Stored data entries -
* * * * * * * * *

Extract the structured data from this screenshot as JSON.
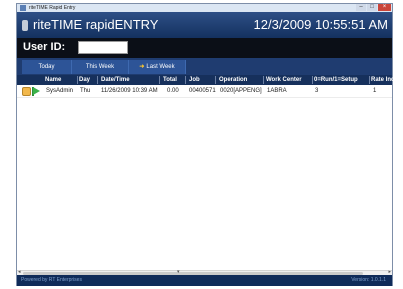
{
  "window": {
    "title": "riteTIME Rapid Entry",
    "min": "–",
    "max": "□",
    "close": "×"
  },
  "header": {
    "app_title": "riteTIME rapidENTRY",
    "clock": "12/3/2009 10:55:51 AM"
  },
  "user": {
    "label": "User ID:",
    "value": ""
  },
  "tabs": {
    "today": "Today",
    "this_week": "This Week",
    "last_week": "Last Week"
  },
  "grid": {
    "columns": [
      "Name",
      "Day",
      "Date/Time",
      "Total",
      "Job",
      "Operation",
      "Work Center",
      "0=Run/1=Setup",
      "Rate Ind"
    ],
    "rows": [
      {
        "name": "SysAdmin",
        "day": "Thu",
        "datetime": "11/26/2009 10:39 AM",
        "total": "0.00",
        "job": "00400571",
        "operation": "0020[APPENG]",
        "work_center": "1ABRA",
        "run_setup": "3",
        "rate": "1"
      }
    ]
  },
  "footer": {
    "powered": "Powered by RT Enterprises",
    "version": "Version: 1.0.1.1"
  },
  "colors": {
    "header_bg": "#1e3e72",
    "tab_bg": "#2d5497",
    "accent": "#f7c531"
  }
}
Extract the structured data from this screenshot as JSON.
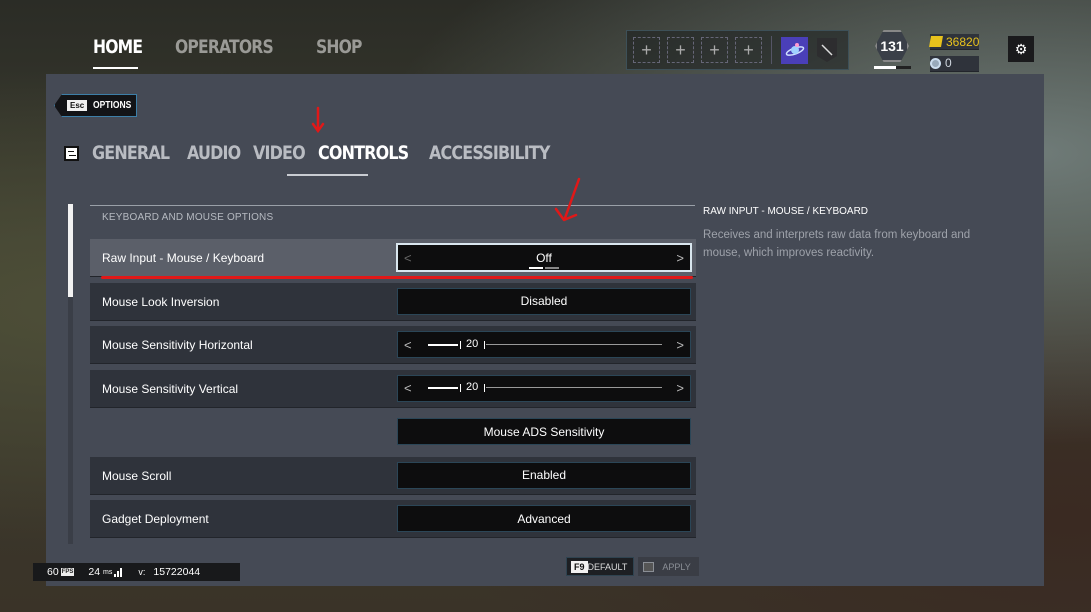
{
  "topnav": {
    "items": [
      {
        "label": "HOME",
        "active": true
      },
      {
        "label": "OPERATORS",
        "active": false
      },
      {
        "label": "SHOP",
        "active": false
      }
    ]
  },
  "loadout": {
    "slots": [
      "+",
      "+",
      "+",
      "+"
    ],
    "charm_icon": "planet-charm-icon",
    "badge_icon": "slash-badge-icon"
  },
  "player": {
    "level": "131",
    "level_progress": 0.6
  },
  "currency": {
    "renown": "36820",
    "credits": "0"
  },
  "options": {
    "back_key": "Esc",
    "back_label": "OPTIONS",
    "tabs": [
      {
        "label": "GENERAL",
        "active": false
      },
      {
        "label": "AUDIO",
        "active": false
      },
      {
        "label": "VIDEO",
        "active": false
      },
      {
        "label": "CONTROLS",
        "active": true
      },
      {
        "label": "ACCESSIBILITY",
        "active": false
      }
    ],
    "section_title": "KEYBOARD AND MOUSE OPTIONS",
    "rows": [
      {
        "label": "Raw Input - Mouse / Keyboard",
        "type": "selector",
        "value": "Off",
        "selected": true
      },
      {
        "label": "Mouse Look Inversion",
        "type": "button",
        "value": "Disabled"
      },
      {
        "label": "Mouse Sensitivity Horizontal",
        "type": "slider",
        "value": "20"
      },
      {
        "label": "Mouse Sensitivity Vertical",
        "type": "slider",
        "value": "20"
      },
      {
        "label": "",
        "type": "button",
        "value": "Mouse ADS Sensitivity"
      },
      {
        "label": "Mouse Scroll",
        "type": "button",
        "value": "Enabled"
      },
      {
        "label": "Gadget Deployment",
        "type": "button",
        "value": "Advanced"
      }
    ],
    "description": {
      "title": "RAW INPUT - MOUSE / KEYBOARD",
      "body": "Receives and interprets raw data from keyboard and mouse, which improves reactivity."
    },
    "footer": {
      "default_key": "F9",
      "default_label": "DEFAULT",
      "apply_label": "APPLY"
    }
  },
  "status": {
    "fps": "60",
    "fps_label": "FPS",
    "ping": "24",
    "ping_unit": "ms",
    "version_label": "v:",
    "version": "15722044"
  },
  "colors": {
    "panel": "#454a55",
    "annotation_red": "#e01818",
    "renown_gold": "#e8c21c"
  }
}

* * * * * * * * *

PROBLEM REQUIREMENTS - Your task is to transcribe all of the records precisely, with no images included.

FINISHED EXERCISE -
Extract the structured data from this screenshot as JSON.
{
  "window": {
    "title": "riteTIME Rapid Entry",
    "min": "–",
    "max": "□",
    "close": "×"
  },
  "header": {
    "app_title": "riteTIME rapidENTRY",
    "clock": "12/3/2009 10:55:51 AM"
  },
  "user": {
    "label": "User ID:",
    "value": ""
  },
  "tabs": {
    "today": "Today",
    "this_week": "This Week",
    "last_week": "Last Week"
  },
  "grid": {
    "columns": [
      "Name",
      "Day",
      "Date/Time",
      "Total",
      "Job",
      "Operation",
      "Work Center",
      "0=Run/1=Setup",
      "Rate Ind"
    ],
    "rows": [
      {
        "name": "SysAdmin",
        "day": "Thu",
        "datetime": "11/26/2009 10:39 AM",
        "total": "0.00",
        "job": "00400571",
        "operation": "0020[APPENG]",
        "work_center": "1ABRA",
        "run_setup": "3",
        "rate": "1"
      }
    ]
  },
  "footer": {
    "powered": "Powered by RT Enterprises",
    "version": "Version: 1.0.1.1"
  },
  "colors": {
    "header_bg": "#1e3e72",
    "tab_bg": "#2d5497",
    "accent": "#f7c531"
  }
}
Extract the structured data from this screenshot as JSON.
{
  "topnav": {
    "items": [
      {
        "label": "HOME",
        "active": true
      },
      {
        "label": "OPERATORS",
        "active": false
      },
      {
        "label": "SHOP",
        "active": false
      }
    ]
  },
  "loadout": {
    "slots": [
      "+",
      "+",
      "+",
      "+"
    ],
    "charm_icon": "planet-charm-icon",
    "badge_icon": "slash-badge-icon"
  },
  "player": {
    "level": "131",
    "level_progress": 0.6
  },
  "currency": {
    "renown": "36820",
    "credits": "0"
  },
  "options": {
    "back_key": "Esc",
    "back_label": "OPTIONS",
    "tabs": [
      {
        "label": "GENERAL",
        "active": false
      },
      {
        "label": "AUDIO",
        "active": false
      },
      {
        "label": "VIDEO",
        "active": false
      },
      {
        "label": "CONTROLS",
        "active": true
      },
      {
        "label": "ACCESSIBILITY",
        "active": false
      }
    ],
    "section_title": "KEYBOARD AND MOUSE OPTIONS",
    "rows": [
      {
        "label": "Raw Input - Mouse / Keyboard",
        "type": "selector",
        "value": "Off",
        "selected": true
      },
      {
        "label": "Mouse Look Inversion",
        "type": "button",
        "value": "Disabled"
      },
      {
        "label": "Mouse Sensitivity Horizontal",
        "type": "slider",
        "value": "20"
      },
      {
        "label": "Mouse Sensitivity Vertical",
        "type": "slider",
        "value": "20"
      },
      {
        "label": "",
        "type": "button",
        "value": "Mouse ADS Sensitivity"
      },
      {
        "label": "Mouse Scroll",
        "type": "button",
        "value": "Enabled"
      },
      {
        "label": "Gadget Deployment",
        "type": "button",
        "value": "Advanced"
      }
    ],
    "description": {
      "title": "RAW INPUT - MOUSE / KEYBOARD",
      "body": "Receives and interprets raw data from keyboard and mouse, which improves reactivity."
    },
    "footer": {
      "default_key": "F9",
      "default_label": "DEFAULT",
      "apply_label": "APPLY"
    }
  },
  "status": {
    "fps": "60",
    "fps_label": "FPS",
    "ping": "24",
    "ping_unit": "ms",
    "version_label": "v:",
    "version": "15722044"
  },
  "colors": {
    "panel": "#454a55",
    "annotation_red": "#e01818",
    "renown_gold": "#e8c21c"
  }
}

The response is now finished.